◆ TASK ◆
Copy out each line of the material below that holds the string "Company".

[Records contained in a dataset]
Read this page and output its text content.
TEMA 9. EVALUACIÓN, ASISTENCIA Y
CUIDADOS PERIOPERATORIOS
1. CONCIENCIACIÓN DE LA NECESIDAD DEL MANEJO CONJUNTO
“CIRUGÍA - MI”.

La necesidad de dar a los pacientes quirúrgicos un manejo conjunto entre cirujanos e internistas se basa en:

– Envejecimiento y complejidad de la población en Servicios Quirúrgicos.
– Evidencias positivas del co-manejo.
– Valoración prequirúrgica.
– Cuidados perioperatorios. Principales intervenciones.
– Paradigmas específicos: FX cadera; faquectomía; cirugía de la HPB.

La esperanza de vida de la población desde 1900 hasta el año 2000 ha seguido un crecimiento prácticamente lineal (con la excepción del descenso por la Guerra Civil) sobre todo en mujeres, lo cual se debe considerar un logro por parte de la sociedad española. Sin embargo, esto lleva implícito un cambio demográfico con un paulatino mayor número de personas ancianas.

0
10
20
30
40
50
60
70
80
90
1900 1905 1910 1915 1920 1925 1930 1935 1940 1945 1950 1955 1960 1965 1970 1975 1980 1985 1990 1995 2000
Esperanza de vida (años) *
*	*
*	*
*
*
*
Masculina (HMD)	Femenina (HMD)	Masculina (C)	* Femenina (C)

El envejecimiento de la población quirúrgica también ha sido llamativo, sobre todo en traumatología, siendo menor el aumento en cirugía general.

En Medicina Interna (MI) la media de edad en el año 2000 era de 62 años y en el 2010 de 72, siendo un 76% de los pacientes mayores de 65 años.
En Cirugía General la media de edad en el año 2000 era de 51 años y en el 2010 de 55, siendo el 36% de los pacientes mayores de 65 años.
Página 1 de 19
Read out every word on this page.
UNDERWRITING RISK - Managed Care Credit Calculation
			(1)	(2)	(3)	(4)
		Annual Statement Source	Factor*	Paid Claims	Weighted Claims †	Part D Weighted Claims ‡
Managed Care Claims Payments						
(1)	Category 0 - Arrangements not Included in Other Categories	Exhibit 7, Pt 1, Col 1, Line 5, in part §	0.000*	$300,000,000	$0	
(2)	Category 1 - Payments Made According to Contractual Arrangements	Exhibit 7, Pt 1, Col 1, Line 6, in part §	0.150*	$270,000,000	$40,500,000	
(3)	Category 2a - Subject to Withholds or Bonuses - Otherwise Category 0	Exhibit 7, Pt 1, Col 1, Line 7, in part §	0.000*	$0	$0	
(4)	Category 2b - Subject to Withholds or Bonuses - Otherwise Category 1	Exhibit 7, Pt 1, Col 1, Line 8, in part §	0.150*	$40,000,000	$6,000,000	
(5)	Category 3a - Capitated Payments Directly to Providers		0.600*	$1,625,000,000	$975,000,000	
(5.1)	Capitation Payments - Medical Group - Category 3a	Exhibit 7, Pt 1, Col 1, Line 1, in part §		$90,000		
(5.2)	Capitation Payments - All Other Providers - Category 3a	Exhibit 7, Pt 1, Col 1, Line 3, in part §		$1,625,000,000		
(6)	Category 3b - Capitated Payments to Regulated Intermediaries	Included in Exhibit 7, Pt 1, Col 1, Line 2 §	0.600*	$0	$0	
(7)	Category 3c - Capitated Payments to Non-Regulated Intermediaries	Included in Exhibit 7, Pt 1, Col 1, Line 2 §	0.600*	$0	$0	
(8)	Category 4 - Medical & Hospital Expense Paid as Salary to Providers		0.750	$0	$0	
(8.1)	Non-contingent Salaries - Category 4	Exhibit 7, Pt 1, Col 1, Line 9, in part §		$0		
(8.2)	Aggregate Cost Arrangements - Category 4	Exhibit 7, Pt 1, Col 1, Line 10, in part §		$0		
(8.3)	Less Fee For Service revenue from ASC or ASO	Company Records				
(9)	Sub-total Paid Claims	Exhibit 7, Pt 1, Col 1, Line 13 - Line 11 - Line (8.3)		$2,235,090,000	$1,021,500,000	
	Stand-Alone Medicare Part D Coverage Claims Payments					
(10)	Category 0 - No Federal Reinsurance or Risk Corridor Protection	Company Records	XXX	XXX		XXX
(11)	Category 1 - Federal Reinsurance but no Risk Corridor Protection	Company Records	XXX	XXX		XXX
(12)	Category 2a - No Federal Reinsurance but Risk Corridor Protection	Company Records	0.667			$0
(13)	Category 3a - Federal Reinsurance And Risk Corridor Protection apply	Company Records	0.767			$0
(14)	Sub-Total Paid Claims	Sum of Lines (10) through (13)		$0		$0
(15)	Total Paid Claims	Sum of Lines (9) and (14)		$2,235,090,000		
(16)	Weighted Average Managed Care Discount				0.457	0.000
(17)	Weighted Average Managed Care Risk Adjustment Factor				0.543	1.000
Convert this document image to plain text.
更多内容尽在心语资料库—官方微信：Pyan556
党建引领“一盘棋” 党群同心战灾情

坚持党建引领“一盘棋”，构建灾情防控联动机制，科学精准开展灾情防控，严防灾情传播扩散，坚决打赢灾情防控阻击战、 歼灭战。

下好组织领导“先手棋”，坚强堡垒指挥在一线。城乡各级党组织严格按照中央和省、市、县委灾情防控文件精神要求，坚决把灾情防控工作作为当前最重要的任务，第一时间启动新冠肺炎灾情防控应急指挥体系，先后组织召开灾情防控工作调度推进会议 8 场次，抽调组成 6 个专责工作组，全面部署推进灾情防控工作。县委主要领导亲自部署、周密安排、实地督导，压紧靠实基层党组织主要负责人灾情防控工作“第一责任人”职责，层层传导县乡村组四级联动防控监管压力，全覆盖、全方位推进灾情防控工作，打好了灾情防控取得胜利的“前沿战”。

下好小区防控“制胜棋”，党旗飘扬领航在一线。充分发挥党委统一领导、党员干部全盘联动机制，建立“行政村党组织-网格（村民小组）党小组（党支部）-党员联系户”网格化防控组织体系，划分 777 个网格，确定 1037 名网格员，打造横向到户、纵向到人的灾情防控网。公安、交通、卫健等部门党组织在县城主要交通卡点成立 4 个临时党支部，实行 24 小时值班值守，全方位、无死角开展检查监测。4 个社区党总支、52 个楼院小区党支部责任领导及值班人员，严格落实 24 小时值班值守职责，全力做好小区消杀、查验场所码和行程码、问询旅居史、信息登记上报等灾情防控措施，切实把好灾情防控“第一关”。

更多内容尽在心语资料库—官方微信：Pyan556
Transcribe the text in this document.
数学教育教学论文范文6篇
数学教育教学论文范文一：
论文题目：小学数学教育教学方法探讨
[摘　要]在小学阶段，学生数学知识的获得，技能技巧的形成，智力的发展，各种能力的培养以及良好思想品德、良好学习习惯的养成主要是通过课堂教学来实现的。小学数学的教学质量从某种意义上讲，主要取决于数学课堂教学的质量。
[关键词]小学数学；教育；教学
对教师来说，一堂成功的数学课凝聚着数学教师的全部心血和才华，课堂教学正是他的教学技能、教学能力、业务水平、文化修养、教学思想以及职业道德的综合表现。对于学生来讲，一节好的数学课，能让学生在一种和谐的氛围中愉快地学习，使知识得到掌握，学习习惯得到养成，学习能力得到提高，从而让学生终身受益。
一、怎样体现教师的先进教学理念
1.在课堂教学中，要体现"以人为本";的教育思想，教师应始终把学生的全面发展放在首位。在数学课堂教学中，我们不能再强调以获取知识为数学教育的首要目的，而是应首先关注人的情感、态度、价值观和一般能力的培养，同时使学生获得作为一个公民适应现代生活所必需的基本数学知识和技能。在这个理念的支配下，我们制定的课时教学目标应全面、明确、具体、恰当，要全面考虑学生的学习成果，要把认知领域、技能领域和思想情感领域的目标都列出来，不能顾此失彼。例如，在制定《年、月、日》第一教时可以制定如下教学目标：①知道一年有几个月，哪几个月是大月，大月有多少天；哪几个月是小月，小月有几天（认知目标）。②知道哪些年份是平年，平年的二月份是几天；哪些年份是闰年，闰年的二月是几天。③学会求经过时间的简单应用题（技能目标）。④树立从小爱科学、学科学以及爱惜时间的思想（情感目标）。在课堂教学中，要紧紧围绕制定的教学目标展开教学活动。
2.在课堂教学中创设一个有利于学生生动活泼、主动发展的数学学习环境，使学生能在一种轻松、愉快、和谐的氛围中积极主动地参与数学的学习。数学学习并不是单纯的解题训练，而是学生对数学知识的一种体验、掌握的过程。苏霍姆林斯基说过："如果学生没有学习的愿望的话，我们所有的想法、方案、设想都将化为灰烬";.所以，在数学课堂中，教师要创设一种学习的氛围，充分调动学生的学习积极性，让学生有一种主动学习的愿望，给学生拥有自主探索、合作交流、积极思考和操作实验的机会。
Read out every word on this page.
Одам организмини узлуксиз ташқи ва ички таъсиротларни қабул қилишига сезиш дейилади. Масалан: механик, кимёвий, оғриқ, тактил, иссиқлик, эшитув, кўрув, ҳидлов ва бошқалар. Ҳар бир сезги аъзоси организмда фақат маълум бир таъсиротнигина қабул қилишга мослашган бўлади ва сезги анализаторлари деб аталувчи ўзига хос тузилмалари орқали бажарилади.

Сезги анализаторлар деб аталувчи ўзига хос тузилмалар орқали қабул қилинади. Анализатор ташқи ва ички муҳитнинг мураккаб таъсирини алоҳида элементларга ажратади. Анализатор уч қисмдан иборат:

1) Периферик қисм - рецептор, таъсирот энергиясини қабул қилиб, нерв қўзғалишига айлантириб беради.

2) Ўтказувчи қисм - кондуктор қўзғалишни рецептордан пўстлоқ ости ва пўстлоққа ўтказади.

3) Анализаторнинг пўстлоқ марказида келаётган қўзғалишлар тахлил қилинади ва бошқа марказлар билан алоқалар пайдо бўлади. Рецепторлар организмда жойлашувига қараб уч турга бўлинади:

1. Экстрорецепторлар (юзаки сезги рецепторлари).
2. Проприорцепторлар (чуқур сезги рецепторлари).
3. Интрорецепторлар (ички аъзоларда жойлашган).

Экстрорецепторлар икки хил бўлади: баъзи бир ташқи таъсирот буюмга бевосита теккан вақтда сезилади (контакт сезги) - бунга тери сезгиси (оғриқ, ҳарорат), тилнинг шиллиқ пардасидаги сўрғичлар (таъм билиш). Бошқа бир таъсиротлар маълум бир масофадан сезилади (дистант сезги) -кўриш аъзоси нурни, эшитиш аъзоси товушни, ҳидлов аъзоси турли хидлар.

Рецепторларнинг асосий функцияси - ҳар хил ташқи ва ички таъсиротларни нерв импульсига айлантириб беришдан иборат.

◆ EXERCISE RESPONSE ◆
(8.3)	Less Fee For Service revenue from ASC or ASO	Company Records				
(10)	Category 0 - No Federal Reinsurance or Risk Corridor Protection	Company Records	XXX	XXX		XXX
(11)	Category 1 - Federal Reinsurance but no Risk Corridor Protection	Company Records	XXX	XXX		XXX
(12)	Category 2a - No Federal Reinsurance but Risk Corridor Protection	Company Records	0.667			$0
(13)	Category 3a - Federal Reinsurance And Risk Corridor Protection apply	Company Records	0.767			$0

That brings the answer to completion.